### WORK INSTRUCTIONS
Within the material below, find each line bearing the word "delivery" and present it.

═══ SOURCE DATA

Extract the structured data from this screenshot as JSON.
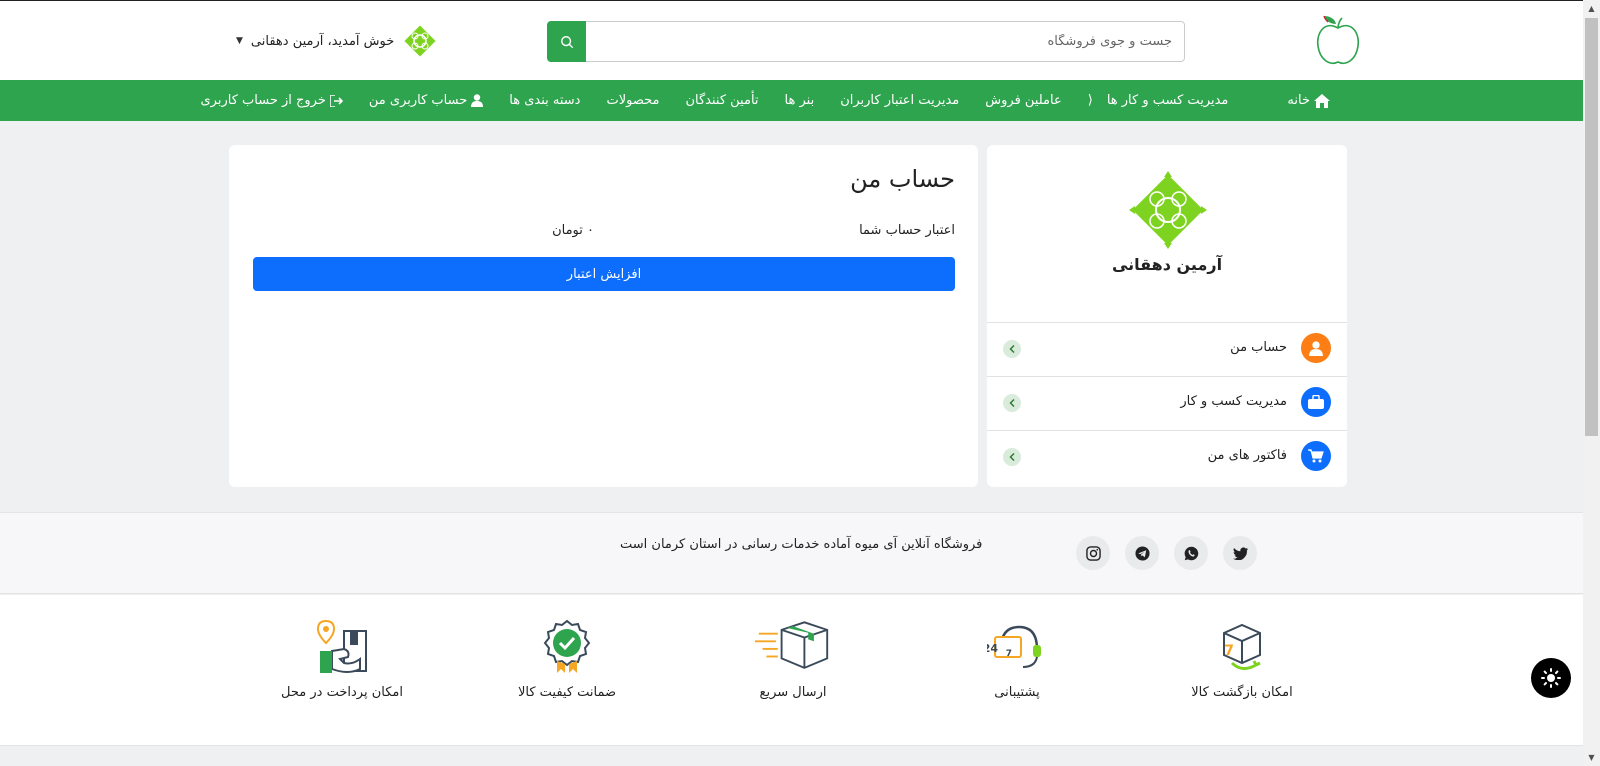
{
  "header": {
    "search_placeholder": "جست و جوی فروشگاه",
    "welcome_text": "خوش آمدید، آرمین دهقانی"
  },
  "nav": {
    "items": [
      {
        "label": "خانه",
        "icon": "home-icon"
      },
      {
        "label": "مدیریت کسب و کار ها",
        "icon": "chevron-down-icon"
      },
      {
        "label": "عاملین فروش"
      },
      {
        "label": "مدیریت اعتبار کاربران"
      },
      {
        "label": "بنر ها"
      },
      {
        "label": "تأمین کنندگان"
      },
      {
        "label": "محصولات"
      },
      {
        "label": "دسته بندی ها"
      },
      {
        "label": "حساب کاربری من",
        "icon": "user-icon"
      },
      {
        "label": "خروج از حساب کاربری",
        "icon": "logout-icon"
      }
    ]
  },
  "sidebar": {
    "user_name": "آرمین دهقانی",
    "menu": [
      {
        "label": "حساب من",
        "icon": "user-icon",
        "color": "#fd7e14"
      },
      {
        "label": "مدیریت کسب و کار",
        "icon": "briefcase-icon",
        "color": "#0d6efd"
      },
      {
        "label": "فاکتور های من",
        "icon": "cart-icon",
        "color": "#0d6efd"
      }
    ]
  },
  "account": {
    "title": "حساب من",
    "credit_label": "اعتبار حساب شما",
    "credit_value": "۰ تومان",
    "increase_button": "افزایش اعتبار"
  },
  "footer": {
    "tagline": "فروشگاه آنلاین آی میوه آماده خدمات رسانی در استان کرمان است",
    "socials": [
      "twitter-icon",
      "whatsapp-icon",
      "telegram-icon",
      "instagram-icon"
    ],
    "features": [
      {
        "label": "امکان بازگشت کالا",
        "icon": "return-box-icon"
      },
      {
        "label": "پشتیبانی",
        "icon": "support-24-7-icon"
      },
      {
        "label": "ارسال سریع",
        "icon": "fast-delivery-icon"
      },
      {
        "label": "ضمانت کیفیت کالا",
        "icon": "quality-badge-icon"
      },
      {
        "label": "امکان پرداخت در محل",
        "icon": "pay-on-delivery-icon"
      }
    ]
  },
  "colors": {
    "brand_green": "#2ea44f",
    "primary_blue": "#0d6efd",
    "accent_orange": "#fd7e14"
  }
}
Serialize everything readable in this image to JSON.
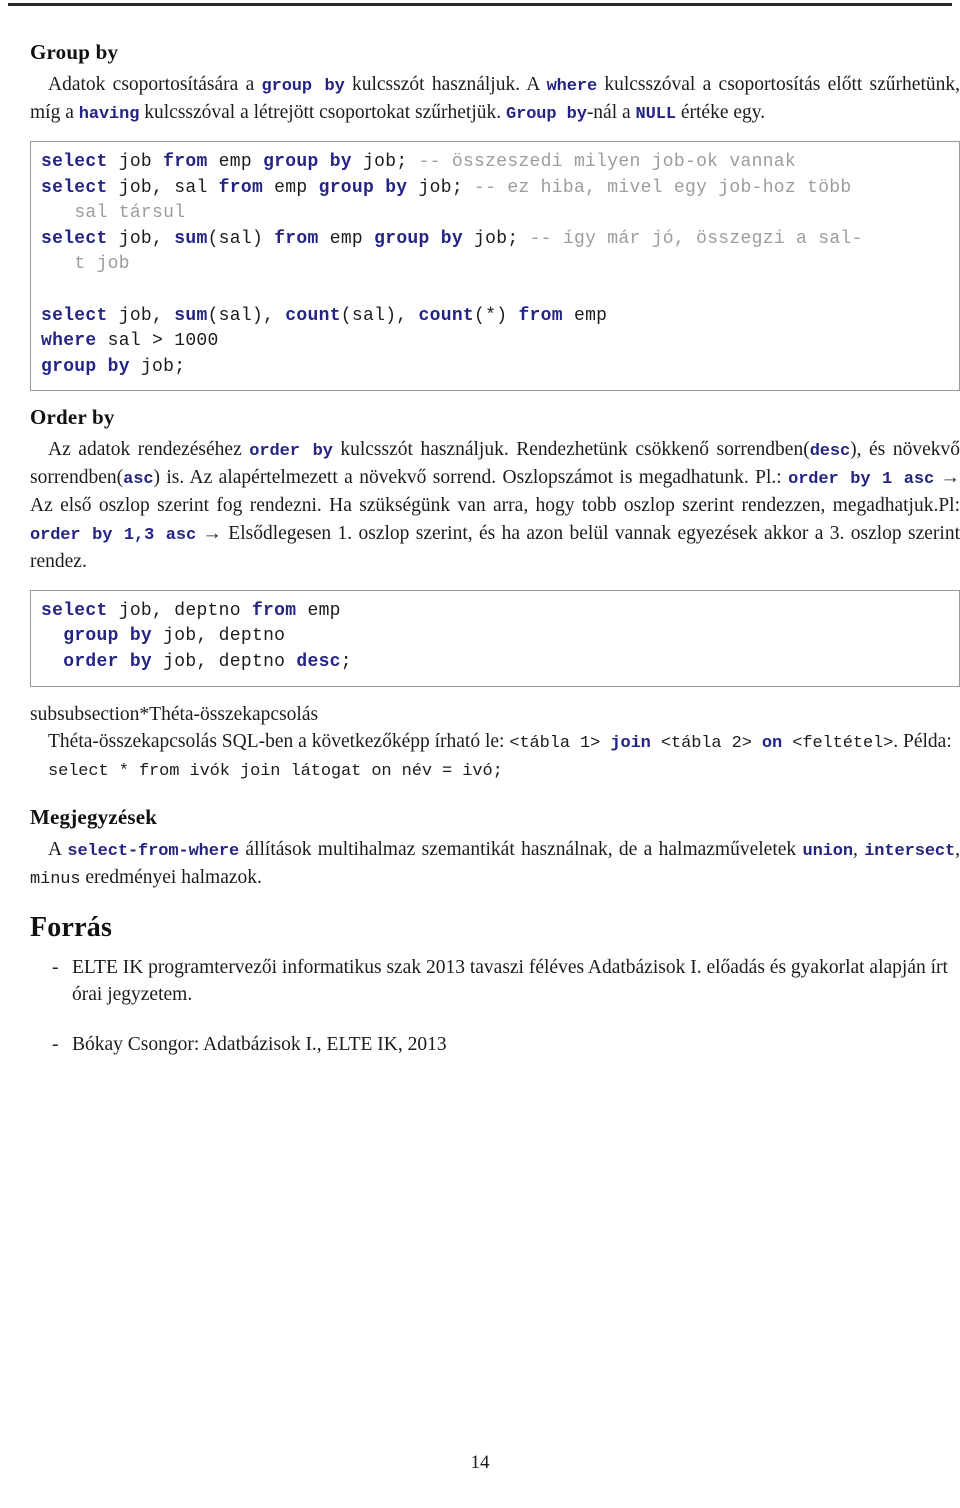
{
  "document": {
    "page_number": "14"
  },
  "group_by": {
    "heading": "Group by",
    "paragraph": {
      "p1": "Adatok csoportosítására a ",
      "kw1": "group by",
      "p2": " kulcsszót használjuk.  A ",
      "kw2": "where",
      "p3": " kulcsszóval a csoportosítás előtt szűrhetünk, míg a ",
      "kw3": "having",
      "p4": " kulcsszóval a létrejött csoportokat szűrhetjük. ",
      "kw4": "Group by",
      "p5": "-nál a ",
      "kw5": "NULL",
      "p6": " értéke egy."
    },
    "code_block_1": [
      {
        "t": "k",
        "v": "select"
      },
      {
        "t": "n",
        "v": " job "
      },
      {
        "t": "k",
        "v": "from"
      },
      {
        "t": "n",
        "v": " emp "
      },
      {
        "t": "k",
        "v": "group by"
      },
      {
        "t": "n",
        "v": " job; "
      },
      {
        "t": "c",
        "v": "-- összeszedi milyen job-ok vannak"
      },
      {
        "t": "n",
        "v": "\n"
      },
      {
        "t": "k",
        "v": "select"
      },
      {
        "t": "n",
        "v": " job, sal "
      },
      {
        "t": "k",
        "v": "from"
      },
      {
        "t": "n",
        "v": " emp "
      },
      {
        "t": "k",
        "v": "group by"
      },
      {
        "t": "n",
        "v": " job; "
      },
      {
        "t": "c",
        "v": "-- ez hiba, mivel egy job-hoz több\n   sal társul"
      },
      {
        "t": "n",
        "v": "\n"
      },
      {
        "t": "k",
        "v": "select"
      },
      {
        "t": "n",
        "v": " job, "
      },
      {
        "t": "k",
        "v": "sum"
      },
      {
        "t": "n",
        "v": "(sal) "
      },
      {
        "t": "k",
        "v": "from"
      },
      {
        "t": "n",
        "v": " emp "
      },
      {
        "t": "k",
        "v": "group by"
      },
      {
        "t": "n",
        "v": " job; "
      },
      {
        "t": "c",
        "v": "-- így már jó, összegzi a sal-\n   t job"
      },
      {
        "t": "n",
        "v": "\n\n"
      },
      {
        "t": "k",
        "v": "select"
      },
      {
        "t": "n",
        "v": " job, "
      },
      {
        "t": "k",
        "v": "sum"
      },
      {
        "t": "n",
        "v": "(sal), "
      },
      {
        "t": "k",
        "v": "count"
      },
      {
        "t": "n",
        "v": "(sal), "
      },
      {
        "t": "k",
        "v": "count"
      },
      {
        "t": "n",
        "v": "(*) "
      },
      {
        "t": "k",
        "v": "from"
      },
      {
        "t": "n",
        "v": " emp\n"
      },
      {
        "t": "k",
        "v": "where"
      },
      {
        "t": "n",
        "v": " sal > 1000\n"
      },
      {
        "t": "k",
        "v": "group by"
      },
      {
        "t": "n",
        "v": " job;"
      }
    ]
  },
  "order_by": {
    "heading": "Order by",
    "paragraph": {
      "p1": "Az adatok rendezéséhez ",
      "kw1": "order by",
      "p2": " kulcsszót használjuk.  Rendezhetünk csökkenő sorrendben(",
      "kw2": "desc",
      "p3": "), és növekvő sorrendben(",
      "kw3": "asc",
      "p4": ") is.  Az alapértelmezett a növekvő sorrend. Oszlopszámot is megadhatunk.  Pl.: ",
      "kw4": "order by 1 asc",
      "p5": " → Az első oszlop szerint fog rendezni. Ha szükségünk van arra, hogy tobb oszlop szerint rendezzen, megadhatjuk.Pl: ",
      "kw5": "order by 1,3 asc",
      "p6": " → Elsődlegesen 1.  oszlop szerint, és ha azon belül vannak egyezések akkor a 3.  oszlop szerint rendez."
    },
    "code_block_2": [
      {
        "t": "k",
        "v": "select"
      },
      {
        "t": "n",
        "v": " job, deptno "
      },
      {
        "t": "k",
        "v": "from"
      },
      {
        "t": "n",
        "v": " emp\n  "
      },
      {
        "t": "k",
        "v": "group by"
      },
      {
        "t": "n",
        "v": " job, deptno\n  "
      },
      {
        "t": "k",
        "v": "order by"
      },
      {
        "t": "n",
        "v": " job, deptno "
      },
      {
        "t": "k",
        "v": "desc"
      },
      {
        "t": "n",
        "v": ";"
      }
    ]
  },
  "theta": {
    "heading": "subsubsection*Théta-összekapcsolás",
    "paragraph": {
      "p1": "Théta-összekapcsolás SQL-ben a következőképp írható le: ",
      "lit1": "<tábla 1> ",
      "kw1": "join",
      "lit2": " <tábla 2> ",
      "kw2": "on",
      "lit3": " <feltétel>",
      "p2": ". Példa:"
    },
    "example": [
      {
        "t": "k",
        "v": "select"
      },
      {
        "t": "n",
        "v": " * "
      },
      {
        "t": "k",
        "v": "from"
      },
      {
        "t": "n",
        "v": " ivók "
      },
      {
        "t": "k",
        "v": "join"
      },
      {
        "t": "n",
        "v": " látogat "
      },
      {
        "t": "k",
        "v": "on"
      },
      {
        "t": "n",
        "v": " név = ivó;"
      }
    ]
  },
  "notes": {
    "heading": "Megjegyzések",
    "paragraph": {
      "p1": "A ",
      "kw1": "select-from-where",
      "p2": " állítások multihalmaz szemantikát használnak, de a halmazműveletek ",
      "kw2": "union",
      "p3": ", ",
      "kw3": "intersect",
      "p4": ", ",
      "lit1": "minus",
      "p5": " eredményei halmazok."
    }
  },
  "sources": {
    "heading": "Forrás",
    "dash": "-",
    "items": [
      "ELTE IK programtervezői informatikus szak 2013 tavaszi féléves Adatbázisok I. előadás és gyakorlat alapján írt órai jegyzetem.",
      "Bókay Csongor: Adatbázisok I., ELTE IK, 2013"
    ]
  },
  "colors": {
    "keyword_blue": "#242484",
    "comment_gray": "#9c9c9c",
    "text_black": "#1c1c1c",
    "code_border": "#9a9a9a",
    "rule": "#2b2b2b"
  }
}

══════

### EXERCISE RESULT
        "icon": "fast-delivery-icon"
        "icon": "pay-on-delivery-icon"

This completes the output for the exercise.